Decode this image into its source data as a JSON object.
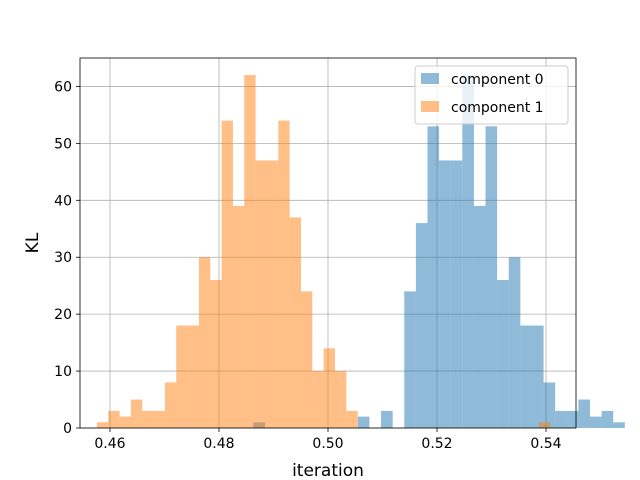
{
  "chart_data": {
    "type": "histogram",
    "title": "",
    "xlabel": "iteration",
    "ylabel": "KL",
    "xlim": [
      0.4545,
      0.5455
    ],
    "ylim": [
      0,
      65
    ],
    "xticks": [
      0.46,
      0.48,
      0.5,
      0.52,
      0.54
    ],
    "xtick_labels": [
      "0.46",
      "0.48",
      "0.50",
      "0.52",
      "0.54"
    ],
    "yticks": [
      0,
      10,
      20,
      30,
      40,
      50,
      60
    ],
    "ytick_labels": [
      "0",
      "10",
      "20",
      "30",
      "40",
      "50",
      "60"
    ],
    "grid": true,
    "legend_position": "top-right",
    "series": [
      {
        "name": "component 0",
        "color": "#1f77b4",
        "alpha": 0.5,
        "bin_start": 0.4863,
        "bin_width": 0.00213,
        "counts": [
          1,
          0,
          0,
          0,
          0,
          0,
          0,
          0,
          0,
          2,
          0,
          3,
          0,
          24,
          36,
          53,
          47,
          47,
          62,
          39,
          53,
          26,
          30,
          18,
          18,
          8,
          3,
          3,
          5,
          2,
          3,
          1
        ]
      },
      {
        "name": "component 1",
        "color": "#ff7f0e",
        "alpha": 0.5,
        "bin_start": 0.4576,
        "bin_width": 0.00208,
        "counts": [
          1,
          3,
          2,
          5,
          3,
          3,
          8,
          18,
          18,
          30,
          26,
          54,
          39,
          62,
          47,
          47,
          54,
          37,
          24,
          10,
          14,
          10,
          3,
          0,
          0,
          0,
          0,
          0,
          0,
          0,
          0,
          0,
          0,
          0,
          0,
          0,
          0,
          0,
          0,
          1
        ]
      }
    ]
  }
}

| Exercise brief |
Your copy of the data should match it exactly, except that pictures are left out.

| The result |
Decode this image into its source data as a JSON object.
{
  "chart_data": {
    "type": "histogram",
    "title": "",
    "xlabel": "iteration",
    "ylabel": "KL",
    "xlim": [
      0.4545,
      0.5455
    ],
    "ylim": [
      0,
      65
    ],
    "xticks": [
      0.46,
      0.48,
      0.5,
      0.52,
      0.54
    ],
    "xtick_labels": [
      "0.46",
      "0.48",
      "0.50",
      "0.52",
      "0.54"
    ],
    "yticks": [
      0,
      10,
      20,
      30,
      40,
      50,
      60
    ],
    "ytick_labels": [
      "0",
      "10",
      "20",
      "30",
      "40",
      "50",
      "60"
    ],
    "grid": true,
    "legend_position": "top-right",
    "series": [
      {
        "name": "component 0",
        "color": "#1f77b4",
        "alpha": 0.5,
        "bin_start": 0.4863,
        "bin_width": 0.00213,
        "counts": [
          1,
          0,
          0,
          0,
          0,
          0,
          0,
          0,
          0,
          2,
          0,
          3,
          0,
          24,
          36,
          53,
          47,
          47,
          62,
          39,
          53,
          26,
          30,
          18,
          18,
          8,
          3,
          3,
          5,
          2,
          3,
          1
        ]
      },
      {
        "name": "component 1",
        "color": "#ff7f0e",
        "alpha": 0.5,
        "bin_start": 0.4576,
        "bin_width": 0.00208,
        "counts": [
          1,
          3,
          2,
          5,
          3,
          3,
          8,
          18,
          18,
          30,
          26,
          54,
          39,
          62,
          47,
          47,
          54,
          37,
          24,
          10,
          14,
          10,
          3,
          0,
          0,
          0,
          0,
          0,
          0,
          0,
          0,
          0,
          0,
          0,
          0,
          0,
          0,
          0,
          0,
          1
        ]
      }
    ]
  }
}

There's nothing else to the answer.